Extracts from a graphics dataset
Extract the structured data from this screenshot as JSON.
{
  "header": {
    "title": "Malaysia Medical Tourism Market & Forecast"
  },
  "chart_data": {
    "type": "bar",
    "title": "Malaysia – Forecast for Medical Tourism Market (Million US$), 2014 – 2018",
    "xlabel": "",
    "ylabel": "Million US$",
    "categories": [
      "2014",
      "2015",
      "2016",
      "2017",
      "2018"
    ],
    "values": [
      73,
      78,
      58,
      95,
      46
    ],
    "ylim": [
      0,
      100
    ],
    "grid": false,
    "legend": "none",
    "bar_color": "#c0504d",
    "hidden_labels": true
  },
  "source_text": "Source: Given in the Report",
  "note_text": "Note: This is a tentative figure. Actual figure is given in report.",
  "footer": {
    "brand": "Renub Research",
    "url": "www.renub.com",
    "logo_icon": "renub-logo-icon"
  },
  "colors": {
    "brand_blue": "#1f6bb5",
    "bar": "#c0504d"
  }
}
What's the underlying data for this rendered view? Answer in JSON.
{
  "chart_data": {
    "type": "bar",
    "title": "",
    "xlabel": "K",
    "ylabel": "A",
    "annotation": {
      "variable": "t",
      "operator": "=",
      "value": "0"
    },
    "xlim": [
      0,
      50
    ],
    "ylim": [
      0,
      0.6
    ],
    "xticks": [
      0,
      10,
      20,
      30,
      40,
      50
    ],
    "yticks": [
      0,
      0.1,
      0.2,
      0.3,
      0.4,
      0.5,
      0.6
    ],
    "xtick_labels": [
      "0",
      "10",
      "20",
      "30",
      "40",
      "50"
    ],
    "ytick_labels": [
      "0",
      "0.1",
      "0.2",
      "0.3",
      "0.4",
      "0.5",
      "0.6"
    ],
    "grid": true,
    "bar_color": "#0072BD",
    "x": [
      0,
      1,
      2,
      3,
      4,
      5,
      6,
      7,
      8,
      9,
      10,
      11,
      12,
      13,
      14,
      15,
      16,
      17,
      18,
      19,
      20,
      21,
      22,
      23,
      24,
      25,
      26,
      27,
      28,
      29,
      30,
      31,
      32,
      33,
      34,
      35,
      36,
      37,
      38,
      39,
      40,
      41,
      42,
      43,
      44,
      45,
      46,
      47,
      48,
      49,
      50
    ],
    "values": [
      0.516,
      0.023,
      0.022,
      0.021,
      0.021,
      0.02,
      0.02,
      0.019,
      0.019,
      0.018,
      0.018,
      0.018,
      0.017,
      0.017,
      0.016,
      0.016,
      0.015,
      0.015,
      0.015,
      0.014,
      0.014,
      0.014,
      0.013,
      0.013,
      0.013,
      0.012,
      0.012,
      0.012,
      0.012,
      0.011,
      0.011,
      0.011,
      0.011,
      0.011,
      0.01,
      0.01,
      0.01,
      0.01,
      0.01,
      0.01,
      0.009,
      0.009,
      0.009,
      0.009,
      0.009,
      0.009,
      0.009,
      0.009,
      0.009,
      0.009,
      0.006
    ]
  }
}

* _Objective_
Tally the lines in this data that hold the word "title" and state only the count.

* _Output for this exercise_
3